# History of PE



## Chunhui Jiang (Feb 20, 2017)

I am very curious about the history of PE, when did United States create the PE exam and licensed engineer title?

What is the percentage of PE among all the people working in engineering field? It is difficult to calculate, as one engineer could become a PE in several states, and I found a macro data which is around 20%

Any friends also interested in these questions?


----------



## gpoli111 (Feb 21, 2017)

I'm interested in the older formats of the test and when they switched to the 40 morning multiple choice / 40 afternoon multiple choice


----------



## Chunhui Jiang (Feb 21, 2017)

gpoli111 said:


> I'm interested in the older formats of the test and when they switched to the 40 morning multiple choice / 40 afternoon multiple choice


I am also interested in these questions


----------



## ptatohed (Feb 21, 2017)

• • • • • • •

Set problem 1: List each distinct username that appears as a poster in the forum thread on the history of PE.

Extracted material:
• • • • • • •

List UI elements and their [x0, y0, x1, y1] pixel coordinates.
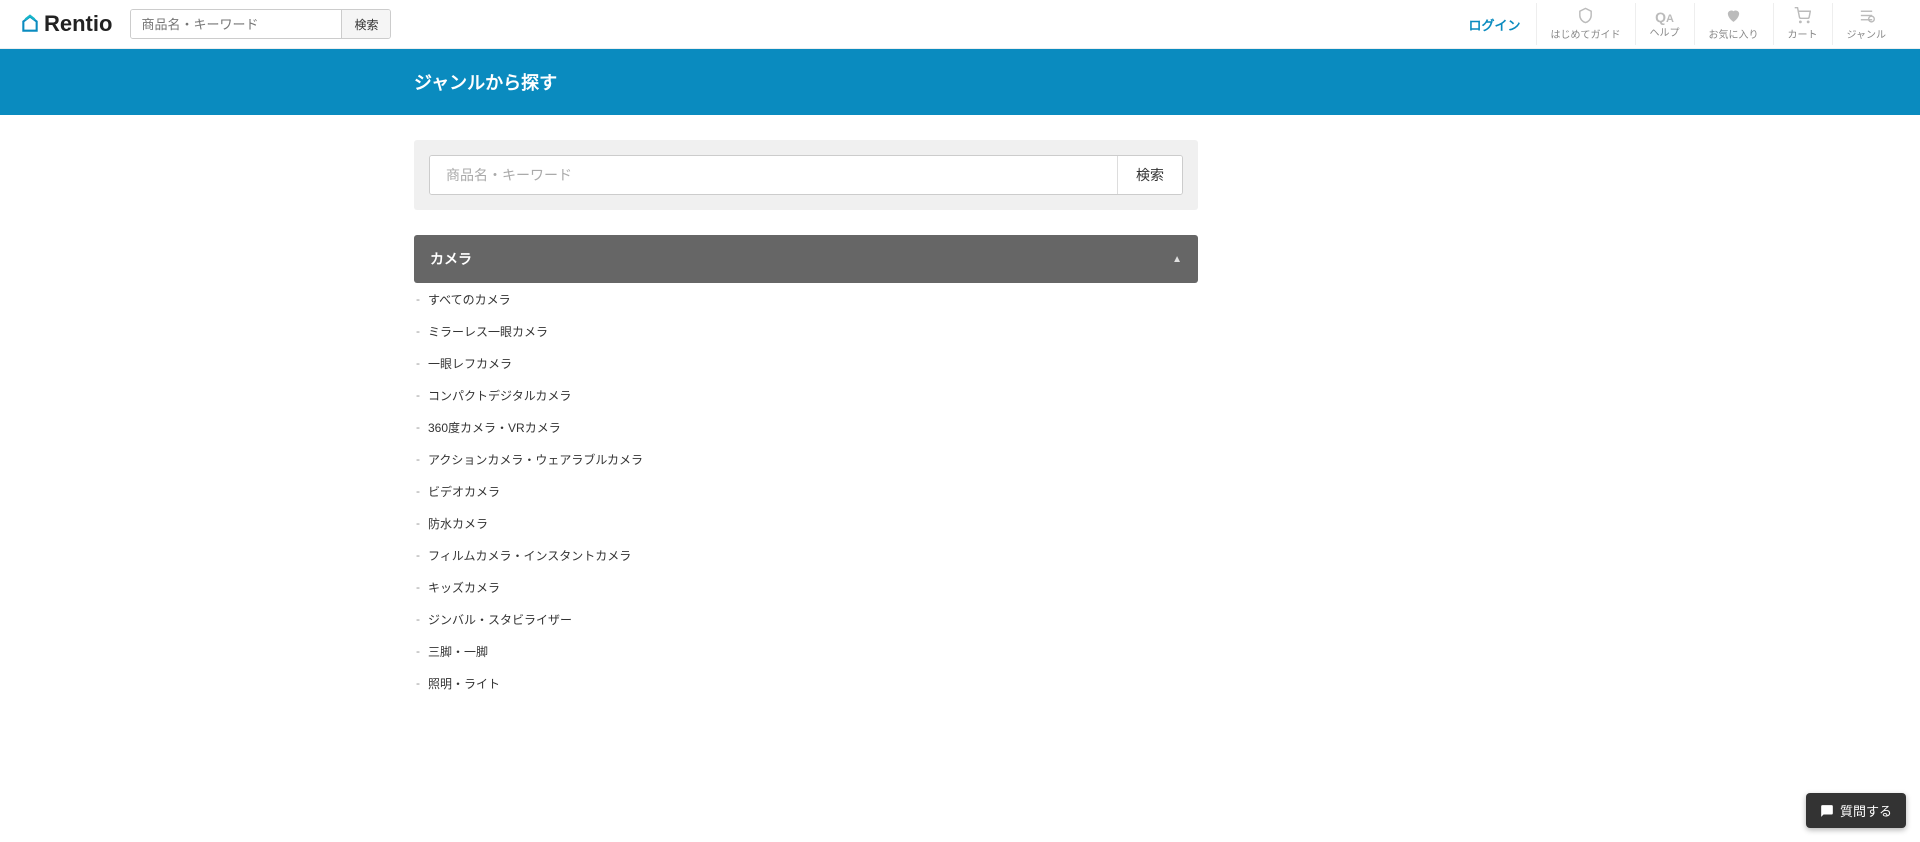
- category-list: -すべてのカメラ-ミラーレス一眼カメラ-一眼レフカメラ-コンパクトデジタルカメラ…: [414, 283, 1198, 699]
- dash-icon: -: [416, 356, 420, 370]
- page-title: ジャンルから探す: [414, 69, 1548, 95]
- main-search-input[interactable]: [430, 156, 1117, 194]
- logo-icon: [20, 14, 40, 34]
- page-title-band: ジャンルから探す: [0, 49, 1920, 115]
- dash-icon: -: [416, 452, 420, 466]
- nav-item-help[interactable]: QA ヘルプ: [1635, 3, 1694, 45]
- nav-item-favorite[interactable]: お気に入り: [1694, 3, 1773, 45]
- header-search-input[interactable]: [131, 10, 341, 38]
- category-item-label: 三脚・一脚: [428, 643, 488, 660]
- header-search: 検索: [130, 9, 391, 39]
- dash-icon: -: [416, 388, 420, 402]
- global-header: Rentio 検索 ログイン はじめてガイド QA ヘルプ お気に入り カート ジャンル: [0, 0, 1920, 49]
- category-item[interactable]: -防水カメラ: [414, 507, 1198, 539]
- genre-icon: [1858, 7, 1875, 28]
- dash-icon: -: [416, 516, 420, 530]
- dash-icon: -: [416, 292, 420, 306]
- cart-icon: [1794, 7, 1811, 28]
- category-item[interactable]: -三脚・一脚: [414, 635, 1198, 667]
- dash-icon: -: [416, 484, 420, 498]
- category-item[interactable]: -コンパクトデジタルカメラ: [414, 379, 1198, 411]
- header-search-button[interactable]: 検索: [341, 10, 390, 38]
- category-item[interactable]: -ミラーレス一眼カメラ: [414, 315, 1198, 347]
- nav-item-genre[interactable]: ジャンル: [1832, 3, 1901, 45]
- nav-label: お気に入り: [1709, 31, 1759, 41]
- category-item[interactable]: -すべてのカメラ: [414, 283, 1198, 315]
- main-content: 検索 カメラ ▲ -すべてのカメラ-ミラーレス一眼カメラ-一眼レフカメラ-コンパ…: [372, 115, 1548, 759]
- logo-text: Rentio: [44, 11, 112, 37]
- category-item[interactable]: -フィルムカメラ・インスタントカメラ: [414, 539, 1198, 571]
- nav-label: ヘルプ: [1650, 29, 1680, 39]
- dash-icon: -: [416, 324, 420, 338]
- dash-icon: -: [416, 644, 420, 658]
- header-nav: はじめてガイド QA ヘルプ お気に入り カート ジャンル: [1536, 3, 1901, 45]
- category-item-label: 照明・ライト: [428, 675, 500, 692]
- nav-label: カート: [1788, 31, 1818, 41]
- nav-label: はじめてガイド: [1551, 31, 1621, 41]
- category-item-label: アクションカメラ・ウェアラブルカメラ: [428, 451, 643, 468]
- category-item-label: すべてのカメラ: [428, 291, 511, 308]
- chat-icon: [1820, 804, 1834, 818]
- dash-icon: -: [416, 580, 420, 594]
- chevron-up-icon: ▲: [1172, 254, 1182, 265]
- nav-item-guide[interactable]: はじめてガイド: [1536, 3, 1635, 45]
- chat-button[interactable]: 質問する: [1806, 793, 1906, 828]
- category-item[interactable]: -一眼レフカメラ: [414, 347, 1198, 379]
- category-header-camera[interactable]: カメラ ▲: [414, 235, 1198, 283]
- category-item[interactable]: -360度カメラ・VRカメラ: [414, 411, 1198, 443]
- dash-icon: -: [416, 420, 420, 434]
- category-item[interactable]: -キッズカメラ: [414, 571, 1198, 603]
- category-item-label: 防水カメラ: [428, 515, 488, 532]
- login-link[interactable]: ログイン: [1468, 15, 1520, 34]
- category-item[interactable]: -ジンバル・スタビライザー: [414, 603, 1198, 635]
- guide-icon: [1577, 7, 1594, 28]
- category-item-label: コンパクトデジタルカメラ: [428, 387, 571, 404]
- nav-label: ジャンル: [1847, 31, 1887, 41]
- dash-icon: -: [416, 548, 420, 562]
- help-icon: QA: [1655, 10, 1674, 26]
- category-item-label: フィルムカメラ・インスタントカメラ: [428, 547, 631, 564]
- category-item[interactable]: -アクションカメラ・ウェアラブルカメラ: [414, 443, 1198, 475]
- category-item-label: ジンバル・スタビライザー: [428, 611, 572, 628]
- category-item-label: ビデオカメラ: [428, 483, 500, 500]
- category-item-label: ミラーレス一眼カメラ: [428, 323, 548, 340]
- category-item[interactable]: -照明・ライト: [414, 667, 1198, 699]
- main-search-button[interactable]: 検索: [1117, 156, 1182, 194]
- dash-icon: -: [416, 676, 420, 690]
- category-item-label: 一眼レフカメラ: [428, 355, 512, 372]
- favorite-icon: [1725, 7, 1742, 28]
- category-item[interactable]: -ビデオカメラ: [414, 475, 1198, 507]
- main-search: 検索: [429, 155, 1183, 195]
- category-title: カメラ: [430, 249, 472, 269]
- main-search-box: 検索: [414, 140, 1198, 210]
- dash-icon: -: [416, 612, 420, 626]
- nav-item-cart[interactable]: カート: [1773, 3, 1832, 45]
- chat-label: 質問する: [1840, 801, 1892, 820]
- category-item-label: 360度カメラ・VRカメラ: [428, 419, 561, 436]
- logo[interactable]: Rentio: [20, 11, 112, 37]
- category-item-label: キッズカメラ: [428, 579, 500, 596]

• • • • • • •

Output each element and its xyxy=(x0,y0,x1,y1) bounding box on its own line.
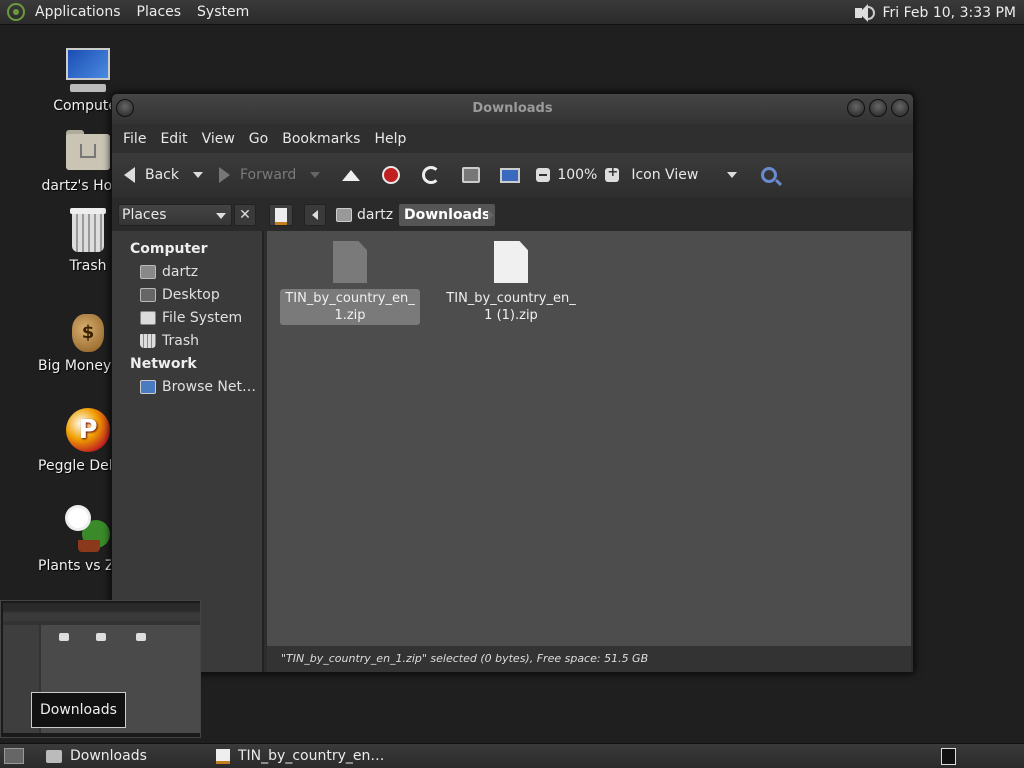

• • • • • • •

Set problem 2: In the records, rewrite the lines between the line holding "List UI elements" and the line holding "- page-title: ジャンルから探す: [414, 69, 1548, 95]", inclusive, keeping the request line and adding 80 to every coordinate in the bounding boxes. Leave the picture out of your answer.

Final result 1:
Chunhui Jiang
gpoli111
ptatohed

Final result 2:
List UI elements and their [x0, y0, x1, y1] pixel coordinates.
- category-list: -すべてのカメラ-ミラーレス一眼カメラ-一眼レフカメラ-コンパクトデジタルカメラ…: [494, 363, 1278, 779]
- dash-icon: -: [496, 436, 500, 450]
- page-title: ジャンルから探す: [494, 149, 1628, 175]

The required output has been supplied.